(Stated goal): Output all of the data below exactly as given.

(Listed entries):
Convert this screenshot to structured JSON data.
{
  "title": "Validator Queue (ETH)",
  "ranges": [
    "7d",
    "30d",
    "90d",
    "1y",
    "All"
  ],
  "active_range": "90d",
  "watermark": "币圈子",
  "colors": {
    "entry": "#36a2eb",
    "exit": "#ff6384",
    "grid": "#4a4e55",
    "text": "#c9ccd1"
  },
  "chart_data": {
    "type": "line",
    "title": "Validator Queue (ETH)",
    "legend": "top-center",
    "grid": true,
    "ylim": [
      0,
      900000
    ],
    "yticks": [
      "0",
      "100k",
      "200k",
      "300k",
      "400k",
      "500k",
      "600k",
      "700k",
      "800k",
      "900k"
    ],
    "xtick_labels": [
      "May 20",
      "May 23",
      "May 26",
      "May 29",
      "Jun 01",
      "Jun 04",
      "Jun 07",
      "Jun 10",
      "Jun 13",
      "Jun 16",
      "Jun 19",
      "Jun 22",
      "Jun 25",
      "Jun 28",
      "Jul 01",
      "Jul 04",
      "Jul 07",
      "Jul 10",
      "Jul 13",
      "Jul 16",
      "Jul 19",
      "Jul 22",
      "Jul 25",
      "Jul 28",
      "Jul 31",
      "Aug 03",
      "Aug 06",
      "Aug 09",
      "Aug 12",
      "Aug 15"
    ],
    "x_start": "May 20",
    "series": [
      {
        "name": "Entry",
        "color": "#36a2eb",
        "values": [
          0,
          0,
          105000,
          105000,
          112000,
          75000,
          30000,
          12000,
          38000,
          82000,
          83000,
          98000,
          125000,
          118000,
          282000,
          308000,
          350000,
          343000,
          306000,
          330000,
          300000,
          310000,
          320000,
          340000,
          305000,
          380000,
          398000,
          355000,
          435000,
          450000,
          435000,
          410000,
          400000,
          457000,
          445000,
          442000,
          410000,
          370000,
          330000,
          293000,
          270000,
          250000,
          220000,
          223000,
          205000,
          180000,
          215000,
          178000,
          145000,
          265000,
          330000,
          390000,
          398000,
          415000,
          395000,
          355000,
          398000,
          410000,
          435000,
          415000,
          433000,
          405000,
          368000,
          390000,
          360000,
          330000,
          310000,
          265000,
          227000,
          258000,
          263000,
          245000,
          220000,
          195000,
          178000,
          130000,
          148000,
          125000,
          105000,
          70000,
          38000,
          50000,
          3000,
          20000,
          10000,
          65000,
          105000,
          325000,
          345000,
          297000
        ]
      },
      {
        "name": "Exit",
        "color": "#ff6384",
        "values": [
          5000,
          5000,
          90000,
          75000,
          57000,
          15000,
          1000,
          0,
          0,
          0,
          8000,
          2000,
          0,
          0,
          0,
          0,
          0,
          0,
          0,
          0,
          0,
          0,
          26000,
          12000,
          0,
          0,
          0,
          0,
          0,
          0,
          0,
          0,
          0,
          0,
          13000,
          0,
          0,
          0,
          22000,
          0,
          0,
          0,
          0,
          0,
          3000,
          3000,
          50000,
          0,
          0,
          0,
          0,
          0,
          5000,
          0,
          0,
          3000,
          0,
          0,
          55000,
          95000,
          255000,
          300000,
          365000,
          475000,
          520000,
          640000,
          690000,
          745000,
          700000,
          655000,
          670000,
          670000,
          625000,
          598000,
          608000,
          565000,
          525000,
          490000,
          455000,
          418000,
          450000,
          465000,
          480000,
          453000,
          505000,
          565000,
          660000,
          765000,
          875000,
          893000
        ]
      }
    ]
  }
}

(Solution to the exercise):
Convert this screenshot to structured JSON data.
{
  "title": "Validator Queue (ETH)",
  "ranges": [
    "7d",
    "30d",
    "90d",
    "1y",
    "All"
  ],
  "active_range": "90d",
  "watermark": "币圈子",
  "colors": {
    "entry": "#36a2eb",
    "exit": "#ff6384",
    "grid": "#4a4e55",
    "text": "#c9ccd1"
  },
  "chart_data": {
    "type": "line",
    "title": "Validator Queue (ETH)",
    "legend": "top-center",
    "grid": true,
    "ylim": [
      0,
      900000
    ],
    "yticks": [
      "0",
      "100k",
      "200k",
      "300k",
      "400k",
      "500k",
      "600k",
      "700k",
      "800k",
      "900k"
    ],
    "xtick_labels": [
      "May 20",
      "May 23",
      "May 26",
      "May 29",
      "Jun 01",
      "Jun 04",
      "Jun 07",
      "Jun 10",
      "Jun 13",
      "Jun 16",
      "Jun 19",
      "Jun 22",
      "Jun 25",
      "Jun 28",
      "Jul 01",
      "Jul 04",
      "Jul 07",
      "Jul 10",
      "Jul 13",
      "Jul 16",
      "Jul 19",
      "Jul 22",
      "Jul 25",
      "Jul 28",
      "Jul 31",
      "Aug 03",
      "Aug 06",
      "Aug 09",
      "Aug 12",
      "Aug 15"
    ],
    "x_start": "May 20",
    "series": [
      {
        "name": "Entry",
        "color": "#36a2eb",
        "values": [
          0,
          0,
          105000,
          105000,
          112000,
          75000,
          30000,
          12000,
          38000,
          82000,
          83000,
          98000,
          125000,
          118000,
          282000,
          308000,
          350000,
          343000,
          306000,
          330000,
          300000,
          310000,
          320000,
          340000,
          305000,
          380000,
          398000,
          355000,
          435000,
          450000,
          435000,
          410000,
          400000,
          457000,
          445000,
          442000,
          410000,
          370000,
          330000,
          293000,
          270000,
          250000,
          220000,
          223000,
          205000,
          180000,
          215000,
          178000,
          145000,
          265000,
          330000,
          390000,
          398000,
          415000,
          395000,
          355000,
          398000,
          410000,
          435000,
          415000,
          433000,
          405000,
          368000,
          390000,
          360000,
          330000,
          310000,
          265000,
          227000,
          258000,
          263000,
          245000,
          220000,
          195000,
          178000,
          130000,
          148000,
          125000,
          105000,
          70000,
          38000,
          50000,
          3000,
          20000,
          10000,
          65000,
          105000,
          325000,
          345000,
          297000
        ]
      },
      {
        "name": "Exit",
        "color": "#ff6384",
        "values": [
          5000,
          5000,
          90000,
          75000,
          57000,
          15000,
          1000,
          0,
          0,
          0,
          8000,
          2000,
          0,
          0,
          0,
          0,
          0,
          0,
          0,
          0,
          0,
          0,
          26000,
          12000,
          0,
          0,
          0,
          0,
          0,
          0,
          0,
          0,
          0,
          0,
          13000,
          0,
          0,
          0,
          22000,
          0,
          0,
          0,
          0,
          0,
          3000,
          3000,
          50000,
          0,
          0,
          0,
          0,
          0,
          5000,
          0,
          0,
          3000,
          0,
          0,
          55000,
          95000,
          255000,
          300000,
          365000,
          475000,
          520000,
          640000,
          690000,
          745000,
          700000,
          655000,
          670000,
          670000,
          625000,
          598000,
          608000,
          565000,
          525000,
          490000,
          455000,
          418000,
          450000,
          465000,
          480000,
          453000,
          505000,
          565000,
          660000,
          765000,
          875000,
          893000
        ]
      }
    ]
  }
}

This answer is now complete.